Direction:
Would you copy out the entries word for word, starting at the first line and stopping after the line that contains "5, 440, 20]"?

— begin Given data —

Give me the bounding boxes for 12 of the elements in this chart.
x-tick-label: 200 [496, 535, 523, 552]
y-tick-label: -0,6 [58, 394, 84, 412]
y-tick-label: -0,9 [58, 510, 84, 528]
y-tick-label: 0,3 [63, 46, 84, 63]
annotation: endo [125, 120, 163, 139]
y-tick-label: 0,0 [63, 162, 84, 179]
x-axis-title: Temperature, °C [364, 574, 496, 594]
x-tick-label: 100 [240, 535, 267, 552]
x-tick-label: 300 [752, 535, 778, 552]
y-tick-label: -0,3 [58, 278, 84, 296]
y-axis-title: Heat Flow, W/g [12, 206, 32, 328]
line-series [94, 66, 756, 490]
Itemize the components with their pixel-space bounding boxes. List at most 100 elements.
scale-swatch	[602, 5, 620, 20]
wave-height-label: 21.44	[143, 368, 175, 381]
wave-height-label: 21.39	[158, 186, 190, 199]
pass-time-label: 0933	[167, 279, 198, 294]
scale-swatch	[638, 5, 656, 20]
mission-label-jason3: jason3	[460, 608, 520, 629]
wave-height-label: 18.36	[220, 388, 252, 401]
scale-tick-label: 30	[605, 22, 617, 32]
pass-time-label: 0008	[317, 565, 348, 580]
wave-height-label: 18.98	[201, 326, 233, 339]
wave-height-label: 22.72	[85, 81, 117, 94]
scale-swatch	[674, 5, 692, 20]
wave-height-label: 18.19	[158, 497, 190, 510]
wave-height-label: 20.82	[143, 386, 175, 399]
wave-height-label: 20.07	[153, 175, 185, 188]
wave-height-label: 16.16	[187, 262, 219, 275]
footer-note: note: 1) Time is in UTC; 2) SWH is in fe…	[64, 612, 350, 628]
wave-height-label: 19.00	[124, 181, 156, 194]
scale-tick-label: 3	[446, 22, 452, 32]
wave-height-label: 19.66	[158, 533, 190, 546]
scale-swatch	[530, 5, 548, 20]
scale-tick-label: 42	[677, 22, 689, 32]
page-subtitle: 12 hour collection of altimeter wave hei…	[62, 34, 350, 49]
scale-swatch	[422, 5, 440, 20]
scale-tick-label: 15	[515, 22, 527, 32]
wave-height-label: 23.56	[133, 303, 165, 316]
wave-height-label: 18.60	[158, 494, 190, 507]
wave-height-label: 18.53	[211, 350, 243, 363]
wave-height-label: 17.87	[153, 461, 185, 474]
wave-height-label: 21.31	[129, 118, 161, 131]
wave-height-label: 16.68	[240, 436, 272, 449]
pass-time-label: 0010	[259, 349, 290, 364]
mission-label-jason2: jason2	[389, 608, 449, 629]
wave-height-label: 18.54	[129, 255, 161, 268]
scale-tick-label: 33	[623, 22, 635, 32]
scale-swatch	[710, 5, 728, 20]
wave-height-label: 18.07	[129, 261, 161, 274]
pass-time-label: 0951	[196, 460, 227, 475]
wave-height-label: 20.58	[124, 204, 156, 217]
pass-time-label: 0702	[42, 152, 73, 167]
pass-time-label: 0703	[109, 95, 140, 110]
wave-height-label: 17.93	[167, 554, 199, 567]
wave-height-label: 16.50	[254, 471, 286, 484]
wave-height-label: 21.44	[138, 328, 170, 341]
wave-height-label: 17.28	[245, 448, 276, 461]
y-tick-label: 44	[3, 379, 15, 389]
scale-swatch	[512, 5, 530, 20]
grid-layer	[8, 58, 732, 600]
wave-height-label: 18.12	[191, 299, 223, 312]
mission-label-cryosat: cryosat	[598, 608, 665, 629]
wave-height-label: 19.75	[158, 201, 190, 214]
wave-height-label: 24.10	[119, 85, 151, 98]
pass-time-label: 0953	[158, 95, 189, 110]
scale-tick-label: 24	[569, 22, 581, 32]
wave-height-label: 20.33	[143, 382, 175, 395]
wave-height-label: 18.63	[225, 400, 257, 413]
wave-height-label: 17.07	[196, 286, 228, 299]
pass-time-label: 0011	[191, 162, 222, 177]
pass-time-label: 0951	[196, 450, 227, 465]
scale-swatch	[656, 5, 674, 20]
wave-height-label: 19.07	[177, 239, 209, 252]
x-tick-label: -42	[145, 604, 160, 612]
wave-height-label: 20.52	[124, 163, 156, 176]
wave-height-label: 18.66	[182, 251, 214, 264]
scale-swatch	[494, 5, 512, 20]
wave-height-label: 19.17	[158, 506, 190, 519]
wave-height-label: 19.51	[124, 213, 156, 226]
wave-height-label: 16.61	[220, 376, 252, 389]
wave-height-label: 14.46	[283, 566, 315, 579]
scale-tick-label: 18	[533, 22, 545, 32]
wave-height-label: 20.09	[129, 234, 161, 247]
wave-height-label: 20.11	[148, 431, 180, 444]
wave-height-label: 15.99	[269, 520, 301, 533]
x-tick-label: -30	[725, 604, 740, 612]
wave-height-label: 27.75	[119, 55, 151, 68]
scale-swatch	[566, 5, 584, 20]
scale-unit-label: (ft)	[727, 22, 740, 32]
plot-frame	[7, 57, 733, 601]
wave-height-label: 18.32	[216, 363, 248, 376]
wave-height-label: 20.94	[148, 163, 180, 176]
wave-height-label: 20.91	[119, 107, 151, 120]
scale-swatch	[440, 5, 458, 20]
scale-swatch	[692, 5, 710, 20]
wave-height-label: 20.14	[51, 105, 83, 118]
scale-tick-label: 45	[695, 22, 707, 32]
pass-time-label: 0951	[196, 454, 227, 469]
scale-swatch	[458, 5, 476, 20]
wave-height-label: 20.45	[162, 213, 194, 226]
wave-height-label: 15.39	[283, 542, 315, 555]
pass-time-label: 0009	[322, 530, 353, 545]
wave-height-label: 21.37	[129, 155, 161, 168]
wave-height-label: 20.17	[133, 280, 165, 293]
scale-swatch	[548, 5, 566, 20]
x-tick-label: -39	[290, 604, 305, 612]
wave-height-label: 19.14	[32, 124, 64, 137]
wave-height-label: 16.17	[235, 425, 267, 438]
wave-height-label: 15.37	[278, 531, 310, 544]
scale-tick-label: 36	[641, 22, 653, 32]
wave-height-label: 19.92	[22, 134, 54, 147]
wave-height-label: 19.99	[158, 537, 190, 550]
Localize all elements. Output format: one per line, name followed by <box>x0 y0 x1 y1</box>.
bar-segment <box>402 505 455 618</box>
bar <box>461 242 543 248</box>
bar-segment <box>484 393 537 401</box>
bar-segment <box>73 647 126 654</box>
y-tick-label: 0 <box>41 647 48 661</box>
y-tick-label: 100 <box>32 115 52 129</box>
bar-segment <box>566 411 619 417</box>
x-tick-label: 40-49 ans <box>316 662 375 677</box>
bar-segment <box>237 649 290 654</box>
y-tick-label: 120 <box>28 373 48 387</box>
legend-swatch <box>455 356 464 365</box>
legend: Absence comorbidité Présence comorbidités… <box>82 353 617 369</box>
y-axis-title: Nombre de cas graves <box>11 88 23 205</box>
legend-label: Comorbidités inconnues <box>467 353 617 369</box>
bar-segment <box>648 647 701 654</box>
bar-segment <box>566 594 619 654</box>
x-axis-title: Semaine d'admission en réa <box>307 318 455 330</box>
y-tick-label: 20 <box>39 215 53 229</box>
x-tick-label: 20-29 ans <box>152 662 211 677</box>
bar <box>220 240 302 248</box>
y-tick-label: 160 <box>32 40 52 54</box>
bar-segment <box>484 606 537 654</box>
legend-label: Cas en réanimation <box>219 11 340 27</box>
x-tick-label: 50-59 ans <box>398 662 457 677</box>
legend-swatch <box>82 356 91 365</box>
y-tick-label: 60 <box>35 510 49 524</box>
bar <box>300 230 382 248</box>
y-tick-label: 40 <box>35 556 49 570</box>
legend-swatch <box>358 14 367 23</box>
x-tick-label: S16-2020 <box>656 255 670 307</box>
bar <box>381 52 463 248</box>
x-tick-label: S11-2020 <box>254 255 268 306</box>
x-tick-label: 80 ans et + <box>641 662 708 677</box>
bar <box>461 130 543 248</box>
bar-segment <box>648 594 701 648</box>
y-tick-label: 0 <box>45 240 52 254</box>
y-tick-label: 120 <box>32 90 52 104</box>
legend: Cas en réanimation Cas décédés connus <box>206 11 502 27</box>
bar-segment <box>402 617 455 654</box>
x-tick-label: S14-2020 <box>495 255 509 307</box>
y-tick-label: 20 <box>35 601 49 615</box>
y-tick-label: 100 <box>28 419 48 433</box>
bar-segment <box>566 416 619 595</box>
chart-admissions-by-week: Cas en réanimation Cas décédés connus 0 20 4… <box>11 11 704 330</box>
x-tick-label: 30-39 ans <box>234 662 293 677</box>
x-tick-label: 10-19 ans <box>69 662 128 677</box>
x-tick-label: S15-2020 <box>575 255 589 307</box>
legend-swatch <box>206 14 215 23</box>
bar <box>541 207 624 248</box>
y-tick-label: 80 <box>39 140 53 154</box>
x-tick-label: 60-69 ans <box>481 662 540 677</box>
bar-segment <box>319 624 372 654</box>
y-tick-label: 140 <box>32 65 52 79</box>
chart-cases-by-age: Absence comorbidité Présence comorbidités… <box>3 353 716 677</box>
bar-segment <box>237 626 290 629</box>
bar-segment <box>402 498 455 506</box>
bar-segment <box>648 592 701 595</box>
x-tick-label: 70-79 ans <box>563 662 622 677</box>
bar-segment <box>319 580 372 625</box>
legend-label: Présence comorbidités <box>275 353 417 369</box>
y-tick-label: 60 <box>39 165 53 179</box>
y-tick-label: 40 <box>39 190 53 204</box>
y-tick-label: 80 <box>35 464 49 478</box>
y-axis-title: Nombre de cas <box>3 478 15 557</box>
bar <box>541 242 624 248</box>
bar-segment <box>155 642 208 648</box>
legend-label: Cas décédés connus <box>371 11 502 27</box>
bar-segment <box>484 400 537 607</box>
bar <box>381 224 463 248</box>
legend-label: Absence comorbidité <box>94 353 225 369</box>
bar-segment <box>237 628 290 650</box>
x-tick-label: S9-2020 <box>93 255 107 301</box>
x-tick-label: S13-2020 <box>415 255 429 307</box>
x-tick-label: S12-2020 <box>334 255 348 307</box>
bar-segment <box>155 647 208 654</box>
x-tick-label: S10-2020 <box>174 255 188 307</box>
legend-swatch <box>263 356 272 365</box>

— end Given data —

Correct answer:
Give me the bounding boxes for 12 of the elements in this chart.
x-tick-label: 200 [496, 535, 523, 552]
y-tick-label: -0,6 [58, 394, 84, 412]
y-tick-label: -0,9 [58, 510, 84, 528]
y-tick-label: 0,3 [63, 46, 84, 63]
annotation: endo [125, 120, 163, 139]
y-tick-label: 0,0 [63, 162, 84, 179]
x-axis-title: Temperature, °C [364, 574, 496, 594]
x-tick-label: 100 [240, 535, 267, 552]
x-tick-label: 300 [752, 535, 778, 552]
y-tick-label: -0,3 [58, 278, 84, 296]
y-axis-title: Heat Flow, W/g [12, 206, 32, 328]
line-series [94, 66, 756, 490]
Itemize the components with their pixel-space bounding boxes. List at most 100 elements.
scale-swatch	[602, 5, 620, 20]
wave-height-label: 21.44	[143, 368, 175, 381]
wave-height-label: 21.39	[158, 186, 190, 199]
pass-time-label: 0933	[167, 279, 198, 294]
scale-swatch	[638, 5, 656, 20]
mission-label-jason3: jason3	[460, 608, 520, 629]
wave-height-label: 18.36	[220, 388, 252, 401]
scale-tick-label: 30	[605, 22, 617, 32]
pass-time-label: 0008	[317, 565, 348, 580]
wave-height-label: 18.98	[201, 326, 233, 339]
wave-height-label: 22.72	[85, 81, 117, 94]
scale-swatch	[674, 5, 692, 20]
wave-height-label: 18.19	[158, 497, 190, 510]
wave-height-label: 20.82	[143, 386, 175, 399]
wave-height-label: 20.07	[153, 175, 185, 188]
wave-height-label: 16.16	[187, 262, 219, 275]
footer-note: note: 1) Time is in UTC; 2) SWH is in fe…	[64, 612, 350, 628]
wave-height-label: 19.00	[124, 181, 156, 194]
scale-tick-label: 3	[446, 22, 452, 32]
wave-height-label: 19.66	[158, 533, 190, 546]
scale-swatch	[530, 5, 548, 20]
scale-tick-label: 42	[677, 22, 689, 32]
page-subtitle: 12 hour collection of altimeter wave hei…	[62, 34, 350, 49]
scale-swatch	[422, 5, 440, 20]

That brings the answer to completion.